■ TASK DETAILS ■
Exactly reproduce each line of the listing that follows.

══ DATASET RECORDS

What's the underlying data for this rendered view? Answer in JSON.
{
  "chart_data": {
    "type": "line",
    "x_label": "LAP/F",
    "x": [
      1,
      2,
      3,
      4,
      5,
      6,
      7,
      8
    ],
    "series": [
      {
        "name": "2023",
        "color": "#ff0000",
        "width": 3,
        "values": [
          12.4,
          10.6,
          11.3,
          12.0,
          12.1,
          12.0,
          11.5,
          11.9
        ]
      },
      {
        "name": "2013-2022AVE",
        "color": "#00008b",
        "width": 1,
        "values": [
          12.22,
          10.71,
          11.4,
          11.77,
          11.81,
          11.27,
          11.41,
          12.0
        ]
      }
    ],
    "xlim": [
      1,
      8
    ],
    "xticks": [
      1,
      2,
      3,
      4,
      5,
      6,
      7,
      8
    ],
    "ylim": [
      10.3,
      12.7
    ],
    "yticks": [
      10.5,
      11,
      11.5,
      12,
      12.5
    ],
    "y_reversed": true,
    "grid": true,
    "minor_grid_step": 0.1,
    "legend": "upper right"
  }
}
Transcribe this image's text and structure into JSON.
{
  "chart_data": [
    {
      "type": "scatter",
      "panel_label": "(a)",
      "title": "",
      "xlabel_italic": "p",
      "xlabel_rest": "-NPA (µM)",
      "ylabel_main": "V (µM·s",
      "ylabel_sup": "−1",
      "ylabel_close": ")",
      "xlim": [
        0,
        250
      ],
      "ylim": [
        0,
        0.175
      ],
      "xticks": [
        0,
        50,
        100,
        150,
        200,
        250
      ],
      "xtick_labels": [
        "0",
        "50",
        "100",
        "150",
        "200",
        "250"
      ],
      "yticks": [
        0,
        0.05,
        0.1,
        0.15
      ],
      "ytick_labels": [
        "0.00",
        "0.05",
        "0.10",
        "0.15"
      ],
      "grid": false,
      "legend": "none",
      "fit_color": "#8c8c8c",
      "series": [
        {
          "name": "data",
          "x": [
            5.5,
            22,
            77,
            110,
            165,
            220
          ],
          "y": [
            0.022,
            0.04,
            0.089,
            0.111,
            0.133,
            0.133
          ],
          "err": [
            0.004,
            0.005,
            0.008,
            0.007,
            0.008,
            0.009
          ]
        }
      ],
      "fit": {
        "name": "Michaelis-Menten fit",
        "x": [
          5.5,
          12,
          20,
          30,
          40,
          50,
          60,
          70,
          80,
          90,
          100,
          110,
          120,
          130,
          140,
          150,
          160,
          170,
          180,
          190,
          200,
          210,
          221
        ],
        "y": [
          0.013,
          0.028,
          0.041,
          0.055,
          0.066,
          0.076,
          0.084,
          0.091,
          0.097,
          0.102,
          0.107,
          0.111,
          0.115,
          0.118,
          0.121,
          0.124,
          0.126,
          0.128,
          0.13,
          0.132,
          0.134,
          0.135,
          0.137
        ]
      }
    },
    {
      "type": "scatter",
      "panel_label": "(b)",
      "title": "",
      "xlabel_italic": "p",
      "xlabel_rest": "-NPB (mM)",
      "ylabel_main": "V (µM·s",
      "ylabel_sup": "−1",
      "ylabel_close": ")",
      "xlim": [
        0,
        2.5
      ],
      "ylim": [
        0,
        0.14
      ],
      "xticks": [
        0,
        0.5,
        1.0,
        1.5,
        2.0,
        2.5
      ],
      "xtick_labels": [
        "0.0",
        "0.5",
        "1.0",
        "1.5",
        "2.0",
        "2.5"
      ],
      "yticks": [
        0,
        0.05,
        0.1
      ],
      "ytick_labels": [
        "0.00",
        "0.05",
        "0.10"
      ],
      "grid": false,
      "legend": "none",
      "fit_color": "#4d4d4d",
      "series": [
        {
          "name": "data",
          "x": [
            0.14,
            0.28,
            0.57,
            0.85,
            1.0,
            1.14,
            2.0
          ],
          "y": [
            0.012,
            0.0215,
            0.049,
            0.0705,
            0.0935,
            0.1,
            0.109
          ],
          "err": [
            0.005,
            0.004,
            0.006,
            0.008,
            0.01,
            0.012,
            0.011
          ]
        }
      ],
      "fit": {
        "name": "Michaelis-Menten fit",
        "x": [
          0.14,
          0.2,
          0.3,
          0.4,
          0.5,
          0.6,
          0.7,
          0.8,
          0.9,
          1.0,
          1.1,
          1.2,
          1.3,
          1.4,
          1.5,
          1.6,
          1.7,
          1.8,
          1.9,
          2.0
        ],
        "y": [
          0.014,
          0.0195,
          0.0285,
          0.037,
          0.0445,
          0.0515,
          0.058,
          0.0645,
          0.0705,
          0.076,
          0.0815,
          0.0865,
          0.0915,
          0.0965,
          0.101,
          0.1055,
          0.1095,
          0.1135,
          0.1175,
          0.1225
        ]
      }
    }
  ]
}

════

■ EXPECTED ANSWER ■
What's the underlying data for this rendered view? Answer in JSON.
{
  "chart_data": {
    "type": "line",
    "x_label": "LAP/F",
    "x": [
      1,
      2,
      3,
      4,
      5,
      6,
      7,
      8
    ],
    "series": [
      {
        "name": "2023",
        "color": "#ff0000",
        "width": 3,
        "values": [
          12.4,
          10.6,
          11.3,
          12.0,
          12.1,
          12.0,
          11.5,
          11.9
        ]
      },
      {
        "name": "2013-2022AVE",
        "color": "#00008b",
        "width": 1,
        "values": [
          12.22,
          10.71,
          11.4,
          11.77,
          11.81,
          11.27,
          11.41,
          12.0
        ]
      }
    ],
    "xlim": [
      1,
      8
    ],
    "xticks": [
      1,
      2,
      3,
      4,
      5,
      6,
      7,
      8
    ],
    "ylim": [
      10.3,
      12.7
    ],
    "yticks": [
      10.5,
      11,
      11.5,
      12,
      12.5
    ],
    "y_reversed": true,
    "grid": true,
    "minor_grid_step": 0.1,
    "legend": "upper right"
  }
}
Transcribe this image's text and structure into JSON.
{
  "chart_data": [
    {
      "type": "scatter",
      "panel_label": "(a)",
      "title": "",
      "xlabel_italic": "p",
      "xlabel_rest": "-NPA (µM)",
      "ylabel_main": "V (µM·s",
      "ylabel_sup": "−1",
      "ylabel_close": ")",
      "xlim": [
        0,
        250
      ],
      "ylim": [
        0,
        0.175
      ],
      "xticks": [
        0,
        50,
        100,
        150,
        200,
        250
      ],
      "xtick_labels": [
        "0",
        "50",
        "100",
        "150",
        "200",
        "250"
      ],
      "yticks": [
        0,
        0.05,
        0.1,
        0.15
      ],
      "ytick_labels": [
        "0.00",
        "0.05",
        "0.10",
        "0.15"
      ],
      "grid": false,
      "legend": "none",
      "fit_color": "#8c8c8c",
      "series": [
        {
          "name": "data",
          "x": [
            5.5,
            22,
            77,
            110,
            165,
            220
          ],
          "y": [
            0.022,
            0.04,
            0.089,
            0.111,
            0.133,
            0.133
          ],
          "err": [
            0.004,
            0.005,
            0.008,
            0.007,
            0.008,
            0.009
          ]
        }
      ],
      "fit": {
        "name": "Michaelis-Menten fit",
        "x": [
          5.5,
          12,
          20,
          30,
          40,
          50,
          60,
          70,
          80,
          90,
          100,
          110,
          120,
          130,
          140,
          150,
          160,
          170,
          180,
          190,
          200,
          210,
          221
        ],
        "y": [
          0.013,
          0.028,
          0.041,
          0.055,
          0.066,
          0.076,
          0.084,
          0.091,
          0.097,
          0.102,
          0.107,
          0.111,
          0.115,
          0.118,
          0.121,
          0.124,
          0.126,
          0.128,
          0.13,
          0.132,
          0.134,
          0.135,
          0.137
        ]
      }
    },
    {
      "type": "scatter",
      "panel_label": "(b)",
      "title": "",
      "xlabel_italic": "p",
      "xlabel_rest": "-NPB (mM)",
      "ylabel_main": "V (µM·s",
      "ylabel_sup": "−1",
      "ylabel_close": ")",
      "xlim": [
        0,
        2.5
      ],
      "ylim": [
        0,
        0.14
      ],
      "xticks": [
        0,
        0.5,
        1.0,
        1.5,
        2.0,
        2.5
      ],
      "xtick_labels": [
        "0.0",
        "0.5",
        "1.0",
        "1.5",
        "2.0",
        "2.5"
      ],
      "yticks": [
        0,
        0.05,
        0.1
      ],
      "ytick_labels": [
        "0.00",
        "0.05",
        "0.10"
      ],
      "grid": false,
      "legend": "none",
      "fit_color": "#4d4d4d",
      "series": [
        {
          "name": "data",
          "x": [
            0.14,
            0.28,
            0.57,
            0.85,
            1.0,
            1.14,
            2.0
          ],
          "y": [
            0.012,
            0.0215,
            0.049,
            0.0705,
            0.0935,
            0.1,
            0.109
          ],
          "err": [
            0.005,
            0.004,
            0.006,
            0.008,
            0.01,
            0.012,
            0.011
          ]
        }
      ],
      "fit": {
        "name": "Michaelis-Menten fit",
        "x": [
          0.14,
          0.2,
          0.3,
          0.4,
          0.5,
          0.6,
          0.7,
          0.8,
          0.9,
          1.0,
          1.1,
          1.2,
          1.3,
          1.4,
          1.5,
          1.6,
          1.7,
          1.8,
          1.9,
          2.0
        ],
        "y": [
          0.014,
          0.0195,
          0.0285,
          0.037,
          0.0445,
          0.0515,
          0.058,
          0.0645,
          0.0705,
          0.076,
          0.0815,
          0.0865,
          0.0915,
          0.0965,
          0.101,
          0.1055,
          0.1095,
          0.1135,
          0.1175,
          0.1225
        ]
      }
    }
  ]
}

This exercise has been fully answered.